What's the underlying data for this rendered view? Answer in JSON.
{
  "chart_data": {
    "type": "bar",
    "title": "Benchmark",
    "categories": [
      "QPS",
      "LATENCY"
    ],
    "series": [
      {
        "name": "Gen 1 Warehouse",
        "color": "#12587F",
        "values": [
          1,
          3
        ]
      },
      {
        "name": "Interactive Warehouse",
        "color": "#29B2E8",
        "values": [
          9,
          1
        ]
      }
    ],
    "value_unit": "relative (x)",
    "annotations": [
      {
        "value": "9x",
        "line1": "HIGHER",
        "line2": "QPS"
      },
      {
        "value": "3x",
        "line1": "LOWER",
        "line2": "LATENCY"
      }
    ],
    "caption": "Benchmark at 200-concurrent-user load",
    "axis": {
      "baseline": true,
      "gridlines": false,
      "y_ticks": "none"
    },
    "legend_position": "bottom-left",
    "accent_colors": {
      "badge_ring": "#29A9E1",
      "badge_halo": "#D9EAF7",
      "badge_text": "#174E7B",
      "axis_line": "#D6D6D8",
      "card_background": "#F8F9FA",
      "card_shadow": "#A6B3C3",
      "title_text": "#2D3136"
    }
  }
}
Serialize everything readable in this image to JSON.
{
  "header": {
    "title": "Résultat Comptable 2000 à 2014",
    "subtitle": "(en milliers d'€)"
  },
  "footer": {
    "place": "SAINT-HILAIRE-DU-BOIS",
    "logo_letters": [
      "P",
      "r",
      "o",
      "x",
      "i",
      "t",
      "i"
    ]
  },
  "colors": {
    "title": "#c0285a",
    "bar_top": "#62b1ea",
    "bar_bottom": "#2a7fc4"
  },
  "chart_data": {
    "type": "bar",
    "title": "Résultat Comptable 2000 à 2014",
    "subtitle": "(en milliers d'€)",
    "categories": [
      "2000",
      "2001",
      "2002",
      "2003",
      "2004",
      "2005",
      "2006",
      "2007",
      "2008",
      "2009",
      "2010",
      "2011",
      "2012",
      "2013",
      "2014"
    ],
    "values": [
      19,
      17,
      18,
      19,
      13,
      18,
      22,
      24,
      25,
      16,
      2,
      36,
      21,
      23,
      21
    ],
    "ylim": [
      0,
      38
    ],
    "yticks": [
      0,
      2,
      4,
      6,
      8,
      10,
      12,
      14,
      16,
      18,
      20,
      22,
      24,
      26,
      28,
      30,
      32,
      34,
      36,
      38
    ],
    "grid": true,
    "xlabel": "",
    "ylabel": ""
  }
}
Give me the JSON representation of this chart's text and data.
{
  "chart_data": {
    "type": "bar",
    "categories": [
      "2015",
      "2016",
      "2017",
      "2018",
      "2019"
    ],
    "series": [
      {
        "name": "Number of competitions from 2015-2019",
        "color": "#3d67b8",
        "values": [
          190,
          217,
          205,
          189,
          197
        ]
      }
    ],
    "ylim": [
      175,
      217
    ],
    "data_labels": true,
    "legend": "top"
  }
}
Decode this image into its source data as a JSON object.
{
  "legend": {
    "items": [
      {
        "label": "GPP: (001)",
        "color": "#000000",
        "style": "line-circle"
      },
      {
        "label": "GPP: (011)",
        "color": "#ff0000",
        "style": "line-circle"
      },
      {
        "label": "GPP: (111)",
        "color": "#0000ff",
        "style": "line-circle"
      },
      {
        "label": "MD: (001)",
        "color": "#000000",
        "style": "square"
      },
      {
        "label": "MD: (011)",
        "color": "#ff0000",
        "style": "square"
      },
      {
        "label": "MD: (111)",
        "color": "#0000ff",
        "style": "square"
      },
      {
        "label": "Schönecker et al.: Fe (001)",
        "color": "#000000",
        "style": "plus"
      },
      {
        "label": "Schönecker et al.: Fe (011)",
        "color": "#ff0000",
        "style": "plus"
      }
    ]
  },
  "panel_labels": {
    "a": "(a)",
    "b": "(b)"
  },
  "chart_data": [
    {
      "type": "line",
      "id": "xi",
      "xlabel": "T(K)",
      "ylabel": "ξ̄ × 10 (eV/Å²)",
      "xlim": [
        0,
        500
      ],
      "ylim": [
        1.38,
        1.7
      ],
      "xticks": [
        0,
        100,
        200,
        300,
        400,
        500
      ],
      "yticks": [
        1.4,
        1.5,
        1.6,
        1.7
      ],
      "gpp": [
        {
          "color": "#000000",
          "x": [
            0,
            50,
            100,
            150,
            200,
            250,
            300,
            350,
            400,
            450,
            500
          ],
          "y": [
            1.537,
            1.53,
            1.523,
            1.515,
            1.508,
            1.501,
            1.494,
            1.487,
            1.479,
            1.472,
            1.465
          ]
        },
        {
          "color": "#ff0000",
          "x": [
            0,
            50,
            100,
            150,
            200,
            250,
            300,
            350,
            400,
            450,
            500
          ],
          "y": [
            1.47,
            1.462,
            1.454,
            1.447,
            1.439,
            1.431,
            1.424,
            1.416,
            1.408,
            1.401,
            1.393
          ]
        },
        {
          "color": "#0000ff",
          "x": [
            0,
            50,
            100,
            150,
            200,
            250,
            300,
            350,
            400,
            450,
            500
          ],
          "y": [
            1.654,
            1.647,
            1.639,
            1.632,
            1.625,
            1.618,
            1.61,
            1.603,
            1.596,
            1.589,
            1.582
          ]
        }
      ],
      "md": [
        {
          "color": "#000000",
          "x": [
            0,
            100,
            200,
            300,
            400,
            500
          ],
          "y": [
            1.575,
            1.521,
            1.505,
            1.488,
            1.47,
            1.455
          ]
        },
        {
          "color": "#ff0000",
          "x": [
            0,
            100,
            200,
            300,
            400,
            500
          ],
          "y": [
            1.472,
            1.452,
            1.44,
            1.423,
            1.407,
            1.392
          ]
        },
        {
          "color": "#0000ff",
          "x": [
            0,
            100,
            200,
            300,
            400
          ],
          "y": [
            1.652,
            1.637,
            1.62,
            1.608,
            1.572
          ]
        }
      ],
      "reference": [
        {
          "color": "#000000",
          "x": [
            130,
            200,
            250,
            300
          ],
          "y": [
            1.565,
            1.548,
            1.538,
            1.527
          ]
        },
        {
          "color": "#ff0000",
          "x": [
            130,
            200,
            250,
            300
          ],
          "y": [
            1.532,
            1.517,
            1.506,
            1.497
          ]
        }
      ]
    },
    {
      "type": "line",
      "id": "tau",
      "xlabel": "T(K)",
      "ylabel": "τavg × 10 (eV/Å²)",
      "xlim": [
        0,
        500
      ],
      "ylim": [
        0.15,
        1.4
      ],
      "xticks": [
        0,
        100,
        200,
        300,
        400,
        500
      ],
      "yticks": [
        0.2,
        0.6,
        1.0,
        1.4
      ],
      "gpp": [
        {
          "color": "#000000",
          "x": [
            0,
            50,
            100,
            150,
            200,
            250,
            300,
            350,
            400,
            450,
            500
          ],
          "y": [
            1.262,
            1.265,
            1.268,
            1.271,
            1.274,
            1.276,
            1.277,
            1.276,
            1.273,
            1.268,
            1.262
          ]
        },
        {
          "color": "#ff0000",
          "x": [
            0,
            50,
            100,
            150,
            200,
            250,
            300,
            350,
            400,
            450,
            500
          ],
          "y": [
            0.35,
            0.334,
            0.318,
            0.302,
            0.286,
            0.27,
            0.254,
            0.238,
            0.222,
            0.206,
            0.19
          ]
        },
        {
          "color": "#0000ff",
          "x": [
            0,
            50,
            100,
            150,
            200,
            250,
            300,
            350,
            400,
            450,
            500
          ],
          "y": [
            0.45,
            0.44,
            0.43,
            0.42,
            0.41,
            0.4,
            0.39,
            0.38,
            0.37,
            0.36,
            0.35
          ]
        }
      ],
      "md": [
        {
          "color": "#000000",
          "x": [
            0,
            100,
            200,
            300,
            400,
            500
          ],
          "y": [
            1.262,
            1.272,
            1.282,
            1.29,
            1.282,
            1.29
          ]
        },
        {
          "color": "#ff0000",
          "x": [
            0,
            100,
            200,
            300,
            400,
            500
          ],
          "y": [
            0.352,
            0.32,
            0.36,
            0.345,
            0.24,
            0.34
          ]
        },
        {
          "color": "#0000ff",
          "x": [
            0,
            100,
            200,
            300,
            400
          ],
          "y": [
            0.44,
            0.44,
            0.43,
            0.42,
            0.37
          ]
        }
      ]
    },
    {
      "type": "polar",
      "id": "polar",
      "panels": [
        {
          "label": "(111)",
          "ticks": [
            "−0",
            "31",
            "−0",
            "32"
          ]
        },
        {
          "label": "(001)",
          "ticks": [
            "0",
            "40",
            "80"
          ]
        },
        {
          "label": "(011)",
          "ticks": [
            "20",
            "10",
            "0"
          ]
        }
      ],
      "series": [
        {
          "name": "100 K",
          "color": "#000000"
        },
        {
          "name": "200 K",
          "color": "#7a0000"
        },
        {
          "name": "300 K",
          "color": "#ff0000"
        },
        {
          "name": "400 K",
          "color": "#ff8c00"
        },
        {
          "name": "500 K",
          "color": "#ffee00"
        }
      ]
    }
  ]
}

= = = = = = =

*EXERCISE AIM:*
Filter the entries down to the lines containing "Benchmark". Copy each of those lines.

*EXERCISE RESULT:*
    "title": "Benchmark",
    "caption": "Benchmark at 200-concurrent-user load",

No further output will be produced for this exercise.